Items from a data source:
------------------------------------------------------------
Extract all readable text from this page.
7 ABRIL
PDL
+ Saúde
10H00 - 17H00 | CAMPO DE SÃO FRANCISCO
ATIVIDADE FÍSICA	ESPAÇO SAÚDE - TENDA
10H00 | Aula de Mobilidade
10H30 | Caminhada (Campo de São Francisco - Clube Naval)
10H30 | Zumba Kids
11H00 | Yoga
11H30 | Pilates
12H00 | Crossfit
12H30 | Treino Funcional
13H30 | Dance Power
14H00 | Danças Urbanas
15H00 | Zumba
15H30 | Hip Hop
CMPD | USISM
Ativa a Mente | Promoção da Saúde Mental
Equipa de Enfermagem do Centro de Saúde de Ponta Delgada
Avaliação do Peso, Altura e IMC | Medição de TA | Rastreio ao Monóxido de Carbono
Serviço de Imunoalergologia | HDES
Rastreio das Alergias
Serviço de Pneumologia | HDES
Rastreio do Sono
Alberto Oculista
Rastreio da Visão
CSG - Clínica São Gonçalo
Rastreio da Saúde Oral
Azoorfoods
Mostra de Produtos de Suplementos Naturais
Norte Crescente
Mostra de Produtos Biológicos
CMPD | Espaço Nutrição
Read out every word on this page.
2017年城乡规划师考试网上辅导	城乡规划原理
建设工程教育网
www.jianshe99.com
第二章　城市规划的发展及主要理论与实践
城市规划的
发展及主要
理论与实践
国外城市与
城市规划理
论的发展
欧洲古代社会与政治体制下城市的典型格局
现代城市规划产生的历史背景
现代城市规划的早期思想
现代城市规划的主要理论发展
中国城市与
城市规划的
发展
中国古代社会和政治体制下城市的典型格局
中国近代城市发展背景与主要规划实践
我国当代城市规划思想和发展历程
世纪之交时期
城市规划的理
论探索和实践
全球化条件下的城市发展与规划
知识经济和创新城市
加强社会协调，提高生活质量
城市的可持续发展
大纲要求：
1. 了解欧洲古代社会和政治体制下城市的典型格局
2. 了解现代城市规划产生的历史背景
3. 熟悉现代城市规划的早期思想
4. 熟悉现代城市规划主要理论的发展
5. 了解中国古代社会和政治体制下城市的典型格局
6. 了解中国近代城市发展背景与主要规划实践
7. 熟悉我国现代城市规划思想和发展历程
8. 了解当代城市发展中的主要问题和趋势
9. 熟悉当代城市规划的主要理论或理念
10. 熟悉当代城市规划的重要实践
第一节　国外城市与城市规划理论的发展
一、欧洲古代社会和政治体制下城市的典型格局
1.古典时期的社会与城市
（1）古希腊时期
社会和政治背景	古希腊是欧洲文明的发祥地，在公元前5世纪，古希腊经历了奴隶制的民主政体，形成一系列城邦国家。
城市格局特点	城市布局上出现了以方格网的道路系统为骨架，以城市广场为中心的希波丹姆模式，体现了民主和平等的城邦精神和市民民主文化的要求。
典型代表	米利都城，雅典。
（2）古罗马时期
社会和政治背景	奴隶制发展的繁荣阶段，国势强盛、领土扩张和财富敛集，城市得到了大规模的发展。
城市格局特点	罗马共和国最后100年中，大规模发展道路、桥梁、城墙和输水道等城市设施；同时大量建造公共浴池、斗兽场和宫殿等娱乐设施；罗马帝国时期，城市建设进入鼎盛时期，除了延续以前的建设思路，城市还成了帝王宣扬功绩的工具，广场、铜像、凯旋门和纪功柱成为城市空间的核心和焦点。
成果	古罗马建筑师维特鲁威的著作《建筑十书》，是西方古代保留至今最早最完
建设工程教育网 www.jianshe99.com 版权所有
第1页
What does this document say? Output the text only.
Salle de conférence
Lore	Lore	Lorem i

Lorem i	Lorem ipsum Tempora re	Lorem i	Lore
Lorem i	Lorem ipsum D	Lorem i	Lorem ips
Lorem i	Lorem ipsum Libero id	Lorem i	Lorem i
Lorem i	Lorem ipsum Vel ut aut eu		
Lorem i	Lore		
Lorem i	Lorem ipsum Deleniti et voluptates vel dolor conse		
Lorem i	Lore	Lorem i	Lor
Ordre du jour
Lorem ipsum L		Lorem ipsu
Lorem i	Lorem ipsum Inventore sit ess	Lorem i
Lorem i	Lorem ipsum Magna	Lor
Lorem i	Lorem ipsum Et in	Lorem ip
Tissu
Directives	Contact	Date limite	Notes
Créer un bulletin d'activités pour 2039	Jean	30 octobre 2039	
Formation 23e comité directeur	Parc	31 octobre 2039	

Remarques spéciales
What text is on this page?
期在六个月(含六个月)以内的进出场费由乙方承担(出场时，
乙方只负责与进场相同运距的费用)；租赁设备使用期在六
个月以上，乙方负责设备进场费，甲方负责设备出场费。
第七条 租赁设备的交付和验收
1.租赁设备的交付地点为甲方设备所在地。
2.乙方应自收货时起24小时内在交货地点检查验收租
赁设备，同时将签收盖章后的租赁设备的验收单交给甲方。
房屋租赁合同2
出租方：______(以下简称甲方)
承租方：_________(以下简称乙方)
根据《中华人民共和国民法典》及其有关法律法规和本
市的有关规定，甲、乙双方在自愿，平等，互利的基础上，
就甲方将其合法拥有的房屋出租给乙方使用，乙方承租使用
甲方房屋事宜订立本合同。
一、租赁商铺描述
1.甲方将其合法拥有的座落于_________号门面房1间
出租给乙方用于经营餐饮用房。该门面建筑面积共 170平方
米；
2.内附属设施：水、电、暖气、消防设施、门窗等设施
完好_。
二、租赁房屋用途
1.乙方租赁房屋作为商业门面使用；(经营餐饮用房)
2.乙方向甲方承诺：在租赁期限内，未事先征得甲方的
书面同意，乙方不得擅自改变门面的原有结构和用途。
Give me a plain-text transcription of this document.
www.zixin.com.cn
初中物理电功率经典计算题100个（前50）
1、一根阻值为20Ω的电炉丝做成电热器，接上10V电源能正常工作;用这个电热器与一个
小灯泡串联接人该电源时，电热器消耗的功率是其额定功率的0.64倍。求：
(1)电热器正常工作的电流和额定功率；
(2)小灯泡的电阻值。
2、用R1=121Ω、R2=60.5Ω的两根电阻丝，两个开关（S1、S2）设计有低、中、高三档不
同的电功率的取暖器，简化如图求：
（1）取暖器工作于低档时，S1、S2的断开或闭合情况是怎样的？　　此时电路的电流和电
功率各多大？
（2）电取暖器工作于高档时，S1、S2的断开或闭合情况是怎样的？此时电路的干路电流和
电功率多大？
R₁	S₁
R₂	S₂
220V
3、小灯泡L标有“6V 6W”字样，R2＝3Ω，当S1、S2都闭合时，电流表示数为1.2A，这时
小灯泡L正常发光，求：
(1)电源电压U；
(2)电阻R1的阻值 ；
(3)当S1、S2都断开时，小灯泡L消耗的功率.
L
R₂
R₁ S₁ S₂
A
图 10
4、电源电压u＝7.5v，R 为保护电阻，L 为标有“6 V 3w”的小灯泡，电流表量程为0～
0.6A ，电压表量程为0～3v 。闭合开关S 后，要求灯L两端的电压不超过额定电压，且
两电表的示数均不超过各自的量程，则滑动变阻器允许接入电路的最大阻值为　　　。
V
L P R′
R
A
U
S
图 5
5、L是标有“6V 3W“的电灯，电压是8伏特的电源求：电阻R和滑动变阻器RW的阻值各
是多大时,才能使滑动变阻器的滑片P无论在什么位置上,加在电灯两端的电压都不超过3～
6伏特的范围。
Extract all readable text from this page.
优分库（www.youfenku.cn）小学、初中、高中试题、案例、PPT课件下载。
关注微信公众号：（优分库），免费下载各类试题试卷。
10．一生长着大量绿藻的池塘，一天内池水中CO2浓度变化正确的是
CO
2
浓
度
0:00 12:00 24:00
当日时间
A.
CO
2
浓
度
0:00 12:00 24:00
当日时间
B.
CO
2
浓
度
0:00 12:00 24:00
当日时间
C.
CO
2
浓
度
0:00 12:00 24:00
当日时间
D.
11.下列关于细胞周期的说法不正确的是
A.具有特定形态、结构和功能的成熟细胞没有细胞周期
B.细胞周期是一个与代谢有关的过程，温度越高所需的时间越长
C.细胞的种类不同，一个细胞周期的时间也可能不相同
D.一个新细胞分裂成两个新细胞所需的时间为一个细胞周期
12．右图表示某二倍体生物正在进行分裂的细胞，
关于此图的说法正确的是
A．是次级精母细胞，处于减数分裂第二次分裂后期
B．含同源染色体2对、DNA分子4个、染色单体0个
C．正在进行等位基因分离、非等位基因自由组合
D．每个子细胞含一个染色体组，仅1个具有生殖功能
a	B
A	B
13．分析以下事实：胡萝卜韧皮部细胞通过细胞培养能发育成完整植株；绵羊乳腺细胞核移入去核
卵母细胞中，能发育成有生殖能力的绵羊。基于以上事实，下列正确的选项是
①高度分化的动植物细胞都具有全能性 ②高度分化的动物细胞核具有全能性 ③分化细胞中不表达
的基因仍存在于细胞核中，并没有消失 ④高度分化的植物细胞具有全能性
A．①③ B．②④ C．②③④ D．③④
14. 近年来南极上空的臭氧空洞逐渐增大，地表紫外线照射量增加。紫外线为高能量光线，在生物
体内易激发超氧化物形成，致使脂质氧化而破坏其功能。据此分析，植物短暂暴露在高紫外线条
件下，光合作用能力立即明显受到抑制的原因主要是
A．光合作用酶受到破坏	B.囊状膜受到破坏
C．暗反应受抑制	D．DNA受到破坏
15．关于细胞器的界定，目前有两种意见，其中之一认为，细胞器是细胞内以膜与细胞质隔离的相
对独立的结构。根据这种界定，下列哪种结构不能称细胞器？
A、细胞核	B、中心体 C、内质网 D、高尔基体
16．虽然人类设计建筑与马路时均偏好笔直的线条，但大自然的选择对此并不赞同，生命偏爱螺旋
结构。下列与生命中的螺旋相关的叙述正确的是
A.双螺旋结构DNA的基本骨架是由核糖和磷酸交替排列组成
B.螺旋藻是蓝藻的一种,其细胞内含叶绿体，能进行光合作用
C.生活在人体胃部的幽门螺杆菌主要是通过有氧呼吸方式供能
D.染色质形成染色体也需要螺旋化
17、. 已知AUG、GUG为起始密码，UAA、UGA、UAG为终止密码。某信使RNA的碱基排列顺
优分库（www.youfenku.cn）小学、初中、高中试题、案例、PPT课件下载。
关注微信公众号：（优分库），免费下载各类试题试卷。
------------------------------------------------------------
== Given exercise ==
Select the lines from the entries that include the word "HDES".

== Answer in full ==
Serviço de Imunoalergologia | HDES
Serviço de Pneumologia | HDES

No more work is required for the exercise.